- [Directive] Make a verbatim copy of the entries below; pictures stay out.

────────────────────────────────────────

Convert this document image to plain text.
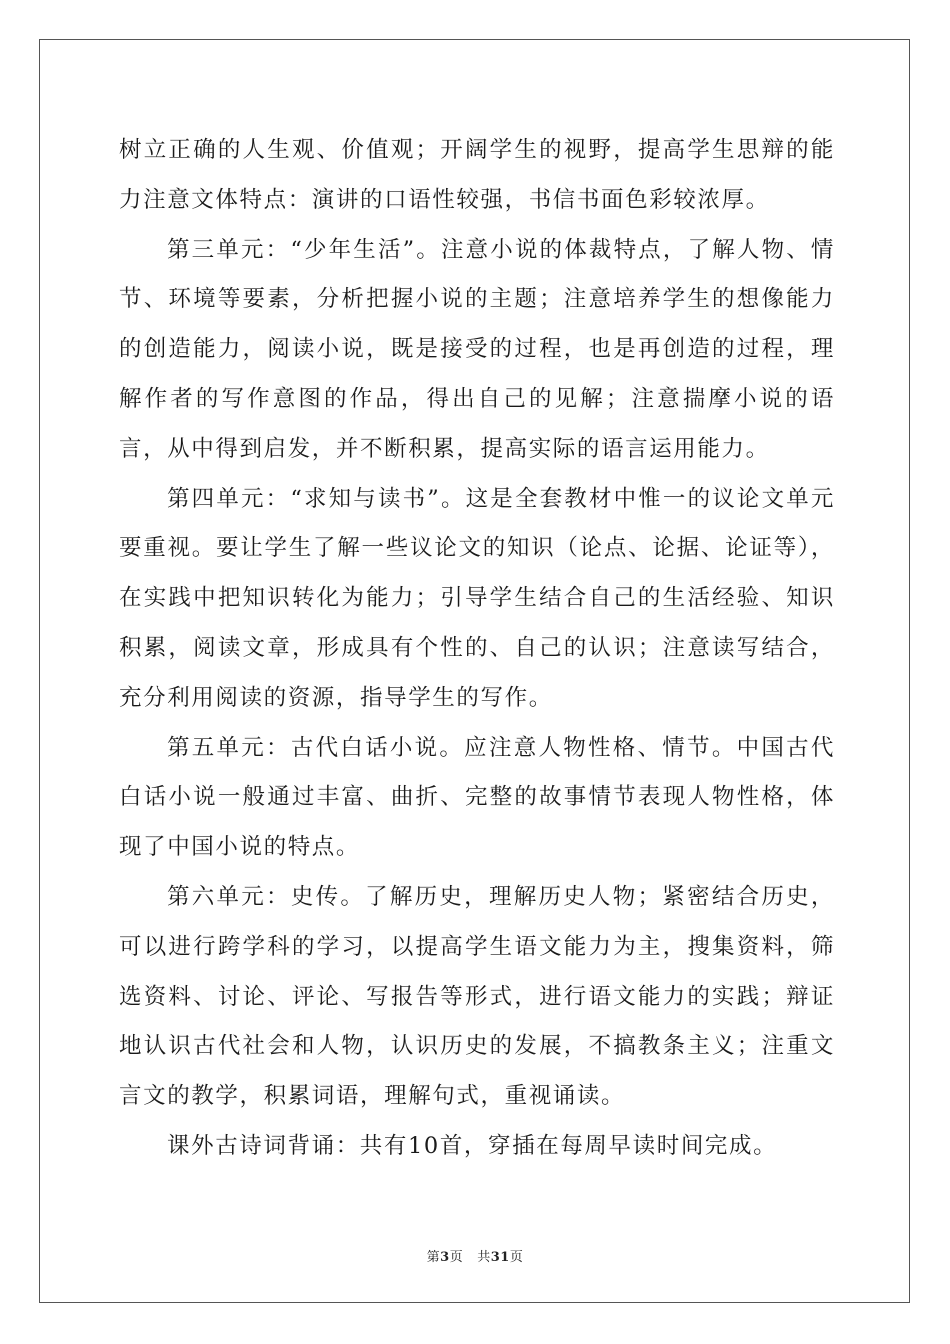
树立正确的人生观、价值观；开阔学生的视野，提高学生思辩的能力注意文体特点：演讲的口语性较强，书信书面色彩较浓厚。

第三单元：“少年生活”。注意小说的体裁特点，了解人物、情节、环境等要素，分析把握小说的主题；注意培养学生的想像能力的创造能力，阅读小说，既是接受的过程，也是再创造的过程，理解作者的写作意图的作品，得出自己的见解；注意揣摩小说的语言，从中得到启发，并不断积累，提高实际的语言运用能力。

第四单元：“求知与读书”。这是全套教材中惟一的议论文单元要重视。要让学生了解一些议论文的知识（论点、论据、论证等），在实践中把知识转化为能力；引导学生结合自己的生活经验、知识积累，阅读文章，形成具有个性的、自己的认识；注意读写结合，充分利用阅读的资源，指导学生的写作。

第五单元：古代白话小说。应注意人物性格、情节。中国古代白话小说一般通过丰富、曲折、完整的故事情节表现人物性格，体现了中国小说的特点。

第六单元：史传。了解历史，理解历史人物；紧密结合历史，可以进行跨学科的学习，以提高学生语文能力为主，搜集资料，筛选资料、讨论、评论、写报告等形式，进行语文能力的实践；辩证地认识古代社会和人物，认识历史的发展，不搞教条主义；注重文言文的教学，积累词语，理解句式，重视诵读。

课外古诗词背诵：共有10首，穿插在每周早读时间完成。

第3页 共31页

────────────────────────────────────────

- [The result]
Convert this document image to plain text.
树立正确的人生观、价值观；开阔学生的视野，提高学生思辩的能力注意文体特点：演讲的口语性较强，书信书面色彩较浓厚。

第三单元：“少年生活”。注意小说的体裁特点，了解人物、情节、环境等要素，分析把握小说的主题；注意培养学生的想像能力的创造能力，阅读小说，既是接受的过程，也是再创造的过程，理解作者的写作意图的作品，得出自己的见解；注意揣摩小说的语言，从中得到启发，并不断积累，提高实际的语言运用能力。

第四单元：“求知与读书”。这是全套教材中惟一的议论文单元要重视。要让学生了解一些议论文的知识（论点、论据、论证等），在实践中把知识转化为能力；引导学生结合自己的生活经验、知识积累，阅读文章，形成具有个性的、自己的认识；注意读写结合，充分利用阅读的资源，指导学生的写作。

第五单元：古代白话小说。应注意人物性格、情节。中国古代白话小说一般通过丰富、曲折、完整的故事情节表现人物性格，体现了中国小说的特点。

第六单元：史传。了解历史，理解历史人物；紧密结合历史，可以进行跨学科的学习，以提高学生语文能力为主，搜集资料，筛选资料、讨论、评论、写报告等形式，进行语文能力的实践；辩证地认识古代社会和人物，认识历史的发展，不搞教条主义；注重文言文的教学，积累词语，理解句式，重视诵读。

课外古诗词背诵：共有10首，穿插在每周早读时间完成。

第3页 共31页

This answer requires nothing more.